Set exercise: Copy the following data verbatim, omitting the pictures.

Start of Input material

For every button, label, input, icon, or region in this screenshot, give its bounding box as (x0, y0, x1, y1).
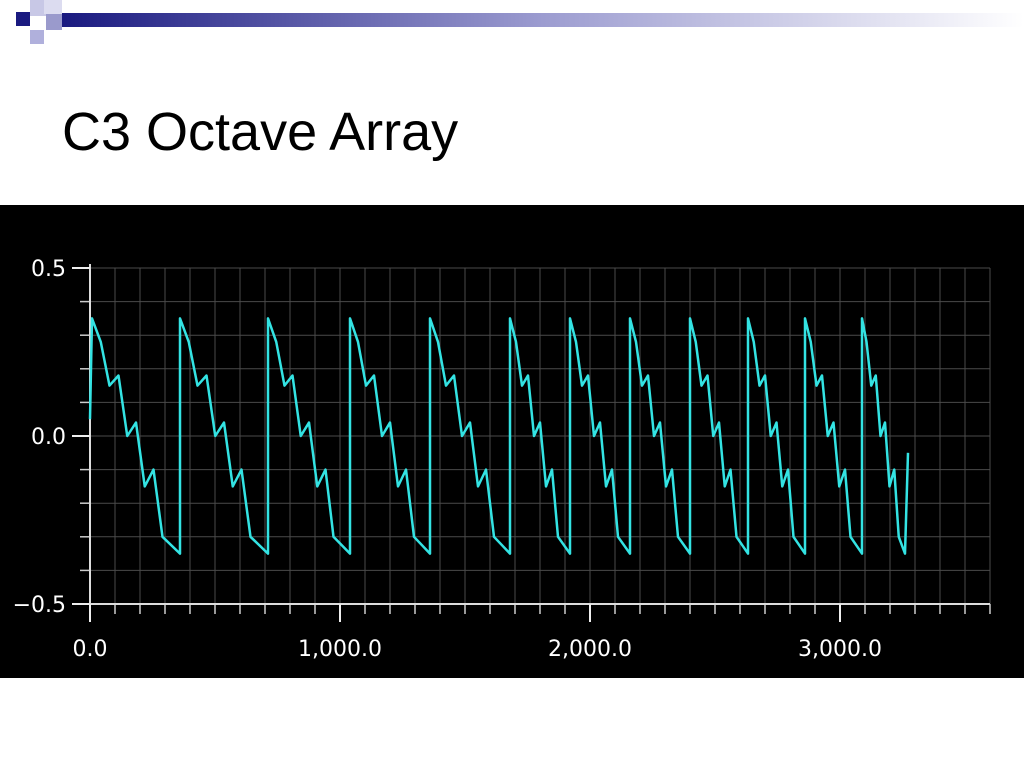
waveform-line (88, 317, 910, 555)
x-tick-label: 2,000.0 (548, 637, 632, 662)
decor-square (16, 12, 30, 26)
header-bar (62, 13, 1024, 27)
chart-background (0, 205, 1024, 678)
decor-square (44, 0, 62, 14)
y-tick-label: 0.0 (31, 425, 66, 450)
y-tick-label: −0.5 (13, 593, 66, 618)
decor-square (30, 30, 44, 44)
slide-title: C3 Octave Array (62, 102, 458, 162)
decor-square (30, 0, 46, 16)
decor-square (46, 14, 62, 30)
x-tick-label: 0.0 (73, 637, 108, 662)
x-tick-label: 1,000.0 (298, 637, 382, 662)
x-tick-label: 3,000.0 (798, 637, 882, 662)
y-tick-label: 0.5 (31, 257, 66, 282)
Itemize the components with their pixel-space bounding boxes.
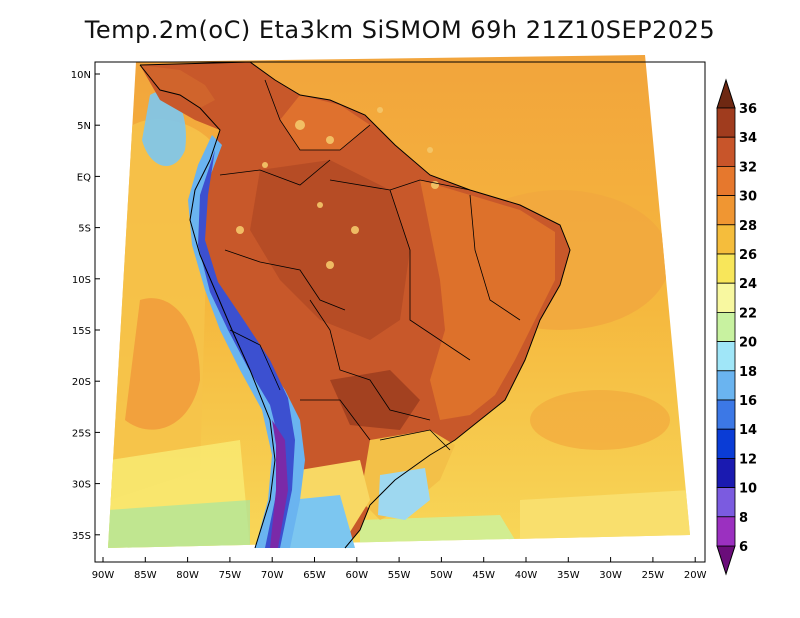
lon-tick-label: 20W bbox=[684, 570, 707, 581]
colorbar-max-arrow bbox=[716, 78, 736, 109]
colorbar-swatch bbox=[716, 457, 736, 488]
lon-tick-label: 40W bbox=[515, 570, 538, 581]
colorbar bbox=[716, 78, 736, 576]
colorbar-level-label: 24 bbox=[739, 277, 757, 292]
colorbar-level-label: 14 bbox=[739, 423, 757, 438]
colorbar-swatch bbox=[716, 195, 736, 226]
colorbar-level-label: 28 bbox=[739, 219, 757, 234]
plot-frame bbox=[94, 61, 706, 563]
lat-tick-label: 35S bbox=[72, 531, 91, 542]
lat-tick-label: 10S bbox=[72, 275, 91, 286]
lon-tick-label: 90W bbox=[92, 570, 115, 581]
colorbar-swatch bbox=[716, 136, 736, 167]
south-america-land bbox=[140, 62, 570, 548]
lon-axis: 90W 85W 80W 75W 70W 65W 60W 55W 50W 45W 40W 35W 30W 2… bbox=[92, 570, 707, 581]
colorbar-swatch bbox=[716, 311, 736, 342]
colorbar-level-label: 34 bbox=[739, 131, 757, 146]
country-borders bbox=[219, 79, 521, 451]
colorbar-swatch bbox=[716, 282, 736, 313]
colorbar-level-label: 30 bbox=[739, 190, 757, 205]
colorbar-labels: 6 8 10 12 14 16 18 20 22 24 26 28 30 32 34 36 bbox=[739, 102, 757, 555]
lat-tick-label: 15S bbox=[72, 326, 91, 337]
colorbar-level-label: 16 bbox=[739, 394, 757, 409]
colorbar-level-label: 12 bbox=[739, 452, 757, 467]
lon-tick-label: 60W bbox=[345, 570, 368, 581]
lon-tick-label: 50W bbox=[430, 570, 453, 581]
lon-tick-label: 70W bbox=[261, 570, 284, 581]
colorbar-swatch bbox=[716, 370, 736, 401]
lon-tick-label: 35W bbox=[557, 570, 580, 581]
axis-ticks bbox=[95, 73, 696, 562]
lon-tick-label: 85W bbox=[134, 570, 157, 581]
colorbar-min-arrow bbox=[716, 545, 736, 576]
colorbar-swatch bbox=[716, 253, 736, 284]
colorbar-level-label: 22 bbox=[739, 306, 757, 321]
lat-tick-label: EQ bbox=[77, 172, 91, 183]
colorbar-level-label: 20 bbox=[739, 336, 757, 351]
map-title: Temp.2m(oC) Eta3km SiSMOM 69h 21Z10SEP20… bbox=[84, 16, 716, 44]
colorbar-swatch bbox=[716, 399, 736, 430]
colorbar-swatch bbox=[716, 428, 736, 459]
lat-tick-label: 20S bbox=[72, 377, 91, 388]
lon-tick-label: 80W bbox=[176, 570, 199, 581]
colorbar-swatch bbox=[716, 165, 736, 196]
coastline bbox=[139, 61, 571, 549]
lon-tick-label: 75W bbox=[219, 570, 242, 581]
colorbar-swatch bbox=[716, 487, 736, 518]
lat-tick-label: 25S bbox=[72, 428, 91, 439]
colorbar-level-label: 36 bbox=[739, 102, 757, 117]
colorbar-level-label: 32 bbox=[739, 160, 757, 175]
lon-tick-label: 25W bbox=[642, 570, 665, 581]
colorbar-level-label: 26 bbox=[739, 248, 757, 263]
lat-tick-label: 30S bbox=[72, 480, 91, 491]
colorbar-swatch bbox=[716, 107, 736, 138]
hot-spots bbox=[236, 107, 439, 269]
colorbar-level-label: 8 bbox=[739, 511, 748, 526]
colorbar-level-label: 18 bbox=[739, 365, 757, 380]
lon-tick-label: 65W bbox=[303, 570, 326, 581]
lat-axis: 10N 5N EQ 5S 10S 15S 20S 25S 30S 35S bbox=[71, 70, 91, 542]
colorbar-level-label: 10 bbox=[739, 482, 757, 497]
colorbar-swatch bbox=[716, 341, 736, 372]
lon-tick-label: 45W bbox=[472, 570, 495, 581]
lon-tick-label: 30W bbox=[599, 570, 622, 581]
colorbar-swatch bbox=[716, 516, 736, 547]
lat-tick-label: 5S bbox=[78, 224, 91, 235]
lat-tick-label: 5N bbox=[77, 121, 91, 132]
lat-tick-label: 10N bbox=[71, 70, 91, 81]
lon-tick-label: 55W bbox=[388, 570, 411, 581]
colorbar-level-label: 6 bbox=[739, 540, 748, 555]
colorbar-swatch bbox=[716, 224, 736, 255]
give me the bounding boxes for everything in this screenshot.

End of Input material

Response to this exercise:
For every button, label, input, icon, or region in this screenshot, give its bounding box as (x0, y0, x1, y1).
waveform-line (88, 317, 910, 555)
x-tick-label: 2,000.0 (548, 637, 632, 662)
decor-square (16, 12, 30, 26)
header-bar (62, 13, 1024, 27)
chart-background (0, 205, 1024, 678)
decor-square (44, 0, 62, 14)
y-tick-label: 0.0 (31, 425, 66, 450)
y-tick-label: −0.5 (13, 593, 66, 618)
decor-square (30, 30, 44, 44)
slide-title: C3 Octave Array (62, 102, 458, 162)
decor-square (30, 0, 46, 16)
decor-square (46, 14, 62, 30)
x-tick-label: 0.0 (73, 637, 108, 662)
x-tick-label: 1,000.0 (298, 637, 382, 662)
x-tick-label: 3,000.0 (798, 637, 882, 662)
y-tick-label: 0.5 (31, 257, 66, 282)
Itemize the components with their pixel-space bounding boxes.
lon-tick-label: 20W bbox=[684, 570, 707, 581]
colorbar-max-arrow bbox=[716, 78, 736, 109]
colorbar-swatch bbox=[716, 457, 736, 488]
lon-tick-label: 40W bbox=[515, 570, 538, 581]
colorbar bbox=[716, 78, 736, 576]
colorbar-level-label: 24 bbox=[739, 277, 757, 292]
colorbar-level-label: 14 bbox=[739, 423, 757, 438]
colorbar-swatch bbox=[716, 195, 736, 226]
colorbar-level-label: 28 bbox=[739, 219, 757, 234]
plot-frame bbox=[94, 61, 706, 563]
lat-tick-label: 35S bbox=[72, 531, 91, 542]
lat-tick-label: 10S bbox=[72, 275, 91, 286]
lon-tick-label: 90W bbox=[92, 570, 115, 581]
colorbar-swatch bbox=[716, 136, 736, 167]
south-america-land bbox=[140, 62, 570, 548]
lon-axis: 90W 85W 80W 75W 70W 65W 60W 55W 50W 45W 40W 35W 30W 2… bbox=[92, 570, 707, 581]
colorbar-swatch bbox=[716, 311, 736, 342]
colorbar-level-label: 34 bbox=[739, 131, 757, 146]
country-borders bbox=[219, 79, 521, 451]
colorbar-swatch bbox=[716, 282, 736, 313]
colorbar-level-label: 30 bbox=[739, 190, 757, 205]
colorbar-labels: 6 8 10 12 14 16 18 20 22 24 26 28 30 32 34 36 bbox=[739, 102, 757, 555]
lat-tick-label: 15S bbox=[72, 326, 91, 337]
colorbar-level-label: 16 bbox=[739, 394, 757, 409]
colorbar-level-label: 12 bbox=[739, 452, 757, 467]
lon-tick-label: 60W bbox=[345, 570, 368, 581]
lon-tick-label: 50W bbox=[430, 570, 453, 581]
lon-tick-label: 70W bbox=[261, 570, 284, 581]
colorbar-swatch bbox=[716, 370, 736, 401]
lon-tick-label: 35W bbox=[557, 570, 580, 581]
axis-ticks bbox=[95, 73, 696, 562]
lon-tick-label: 85W bbox=[134, 570, 157, 581]
colorbar-min-arrow bbox=[716, 545, 736, 576]
colorbar-swatch bbox=[716, 253, 736, 284]
colorbar-level-label: 22 bbox=[739, 306, 757, 321]
lat-tick-label: EQ bbox=[77, 172, 91, 183]
colorbar-level-label: 20 bbox=[739, 336, 757, 351]
map-title: Temp.2m(oC) Eta3km SiSMOM 69h 21Z10SEP20… bbox=[84, 16, 716, 44]
colorbar-swatch bbox=[716, 399, 736, 430]
colorbar-swatch bbox=[716, 428, 736, 459]
lat-tick-label: 20S bbox=[72, 377, 91, 388]
lon-tick-label: 80W bbox=[176, 570, 199, 581]
colorbar-swatch bbox=[716, 165, 736, 196]
coastline bbox=[139, 61, 571, 549]
lon-tick-label: 75W bbox=[219, 570, 242, 581]
colorbar-swatch bbox=[716, 487, 736, 518]
lat-tick-label: 25S bbox=[72, 428, 91, 439]
colorbar-level-label: 36 bbox=[739, 102, 757, 117]
colorbar-level-label: 32 bbox=[739, 160, 757, 175]
lon-tick-label: 25W bbox=[642, 570, 665, 581]
colorbar-level-label: 26 bbox=[739, 248, 757, 263]
lat-tick-label: 30S bbox=[72, 480, 91, 491]
colorbar-swatch bbox=[716, 107, 736, 138]
hot-spots bbox=[236, 107, 439, 269]
colorbar-level-label: 8 bbox=[739, 511, 748, 526]
colorbar-level-label: 18 bbox=[739, 365, 757, 380]
lon-tick-label: 65W bbox=[303, 570, 326, 581]
lat-axis: 10N 5N EQ 5S 10S 15S 20S 25S 30S 35S bbox=[71, 70, 91, 542]
colorbar-level-label: 10 bbox=[739, 482, 757, 497]
colorbar-swatch bbox=[716, 341, 736, 372]
lon-tick-label: 45W bbox=[472, 570, 495, 581]
lon-tick-label: 30W bbox=[599, 570, 622, 581]
colorbar-swatch bbox=[716, 516, 736, 547]
lat-tick-label: 5S bbox=[78, 224, 91, 235]
lat-tick-label: 5N bbox=[77, 121, 91, 132]
lat-tick-label: 10N bbox=[71, 70, 91, 81]
lon-tick-label: 55W bbox=[388, 570, 411, 581]
colorbar-level-label: 6 bbox=[739, 540, 748, 555]
colorbar-swatch bbox=[716, 224, 736, 255]
give me the bounding boxes for everything in this screenshot.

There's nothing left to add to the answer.